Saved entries
'''
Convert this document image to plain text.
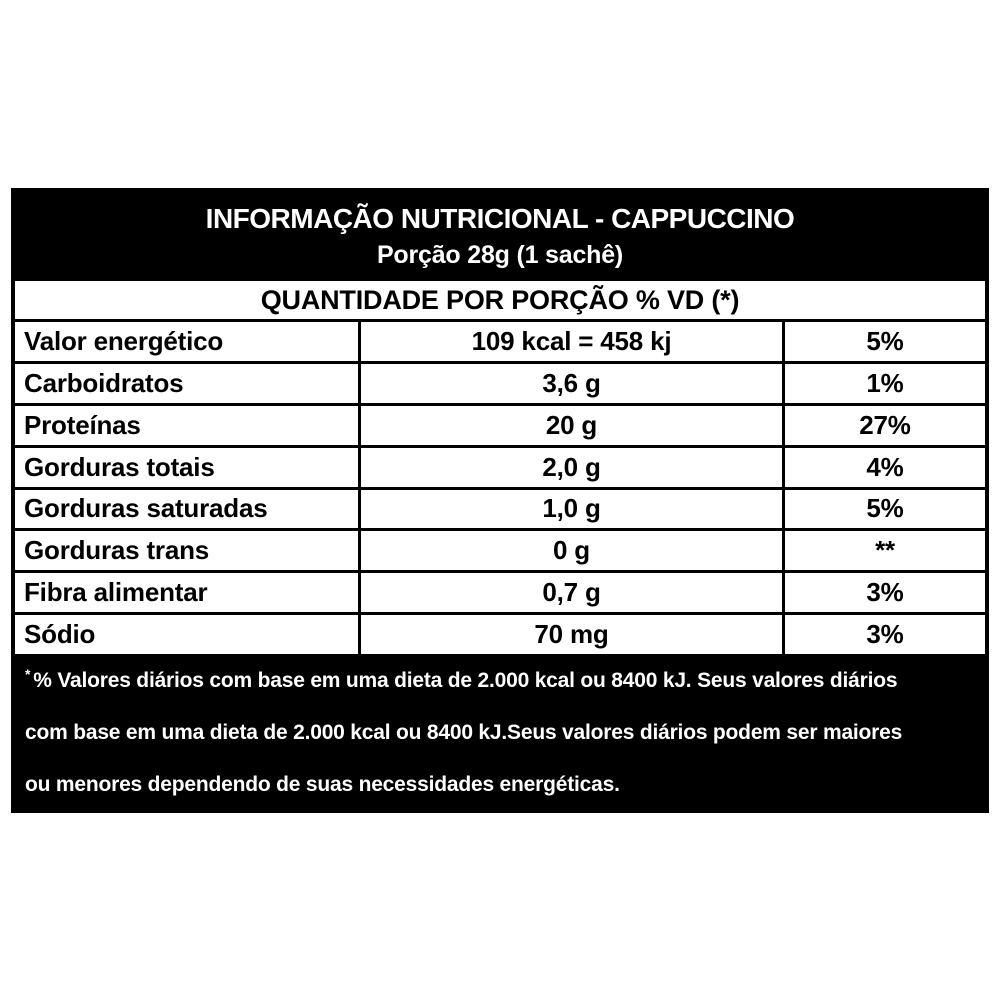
INFORMAÇÃO NUTRICIONAL - CAPPUCCINO
Porção 28g (1 sachê)
QUANTIDADE POR PORÇÃO % VD (*)
Valor energético	109 kcal = 458 kj	5%
Carboidratos	3,6 g	1%
Proteínas	20 g	27%
Gorduras totais	2,0 g	4%
Gorduras saturadas	1,0 g	5%
Gorduras trans	0 g	**
Fibra alimentar	0,7 g	3%
Sódio	70 mg	3%
* % Valores diários com base em uma dieta de 2.000 kcal ou 8400 kJ. Seus valores diários
com base em uma dieta de 2.000 kcal ou 8400 kJ.Seus valores diários podem ser maiores
ou menores dependendo de suas necessidades energéticas.
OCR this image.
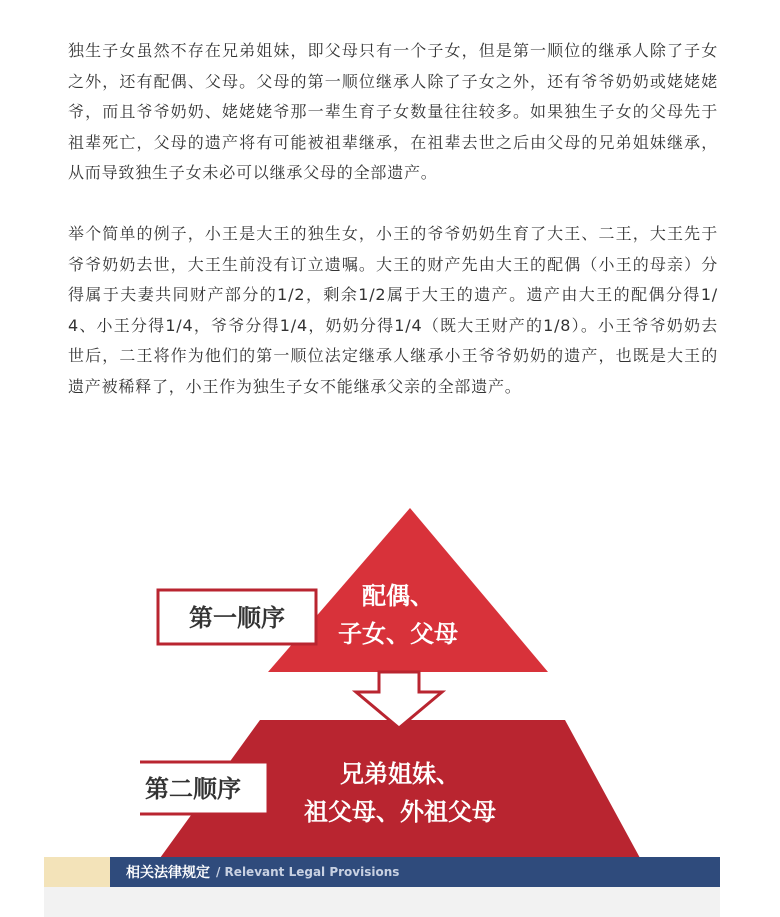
独生子女虽然不存在兄弟姐妹，即父母只有一个子女，但是第一顺位的继承人除了子女之外，还有配偶、父母。父母的第一顺位继承人除了子女之外，还有爷爷奶奶或姥姥姥爷，而且爷爷奶奶、姥姥姥爷那一辈生育子女数量往往较多。如果独生子女的父母先于祖辈死亡，父母的遗产将有可能被祖辈继承，在祖辈去世之后由父母的兄弟姐妹继承，从而导致独生子女未必可以继承父母的全部遗产。

举个简单的例子，小王是大王的独生女，小王的爷爷奶奶生育了大王、二王，大王先于爷爷奶奶去世，大王生前没有订立遗嘱。大王的财产先由大王的配偶（小王的母亲）分得属于夫妻共同财产部分的1/2，剩余1/2属于大王的遗产。遗产由大王的配偶分得1/4、小王分得1/4，爷爷分得1/4，奶奶分得1/4（既大王财产的1/8）。小王爷爷奶奶去世后，二王将作为他们的第一顺位法定继承人继承小王爷爷奶奶的遗产，也既是大王的遗产被稀释了，小王作为独生子女不能继承父亲的全部遗产。

第一顺序
配偶、
子女、父母
第二顺序
兄弟姐妹、
祖父母、外祖父母
相关法律规定 / Relevant Legal Provisions
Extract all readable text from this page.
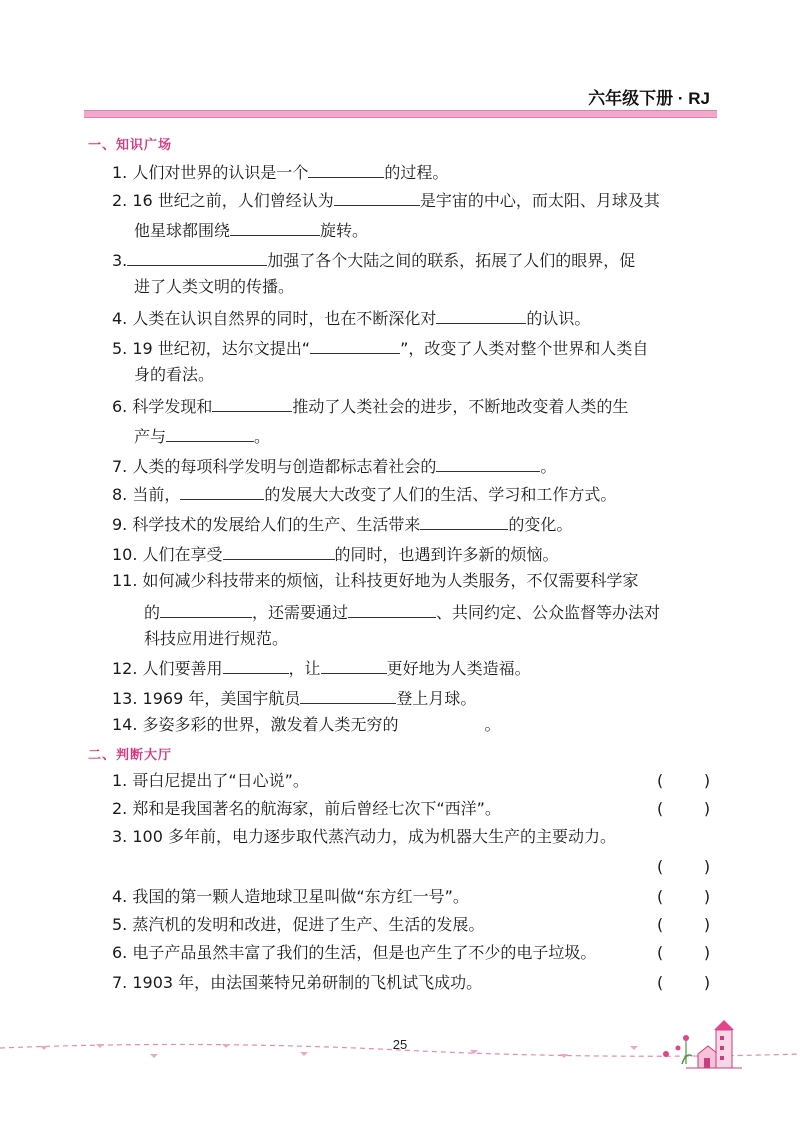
六年级下册 · RJ
一、知识广场
1. 人们对世界的认识是一个	的过程。
2. 16 世纪之前，人们曾经认为	是宇宙的中心，而太阳、月球及其
他星球都围绕	旋转。
3.	加强了各个大陆之间的联系，拓展了人们的眼界，促
进了人类文明的传播。
4. 人类在认识自然界的同时，也在不断深化对	的认识。
5. 19 世纪初，达尔文提出“	”，改变了人类对整个世界和人类自
身的看法。
6. 科学发现和	推动了人类社会的进步，不断地改变着人类的生
产与	。
7. 人类的每项科学发明与创造都标志着社会的	。
8. 当前，	的发展大大改变了人们的生活、学习和工作方式。
9. 科学技术的发展给人们的生产、生活带来	的变化。
10. 人们在享受	的同时，也遇到许多新的烦恼。
11. 如何减少科技带来的烦恼，让科技更好地为人类服务，不仅需要科学家
的	，还需要通过	、共同约定、公众监督等办法对
科技应用进行规范。
12. 人们要善用	，让	更好地为人类造福。
13. 1969 年，美国宇航员	登上月球。
14. 多姿多彩的世界，激发着人类无穷的	。
二、判断大厅
1. 哥白尼提出了“日心说”。	(        )
2. 郑和是我国著名的航海家，前后曾经七次下“西洋”。	(        )
3. 100 多年前，电力逐步取代蒸汽动力，成为机器大生产的主要动力。
(        )
4. 我国的第一颗人造地球卫星叫做“东方红一号”。	(        )
5. 蒸汽机的发明和改进，促进了生产、生活的发展。	(        )
6. 电子产品虽然丰富了我们的生活，但是也产生了不少的电子垃圾。	(        )
7. 1903 年，由法国莱特兄弟研制的飞机试飞成功。	(        )
25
'''
- _Work to complete_
Pull out each line of the listing that holds the string "image".

- _Response_
Convert this document image to plain text.
OCR this image.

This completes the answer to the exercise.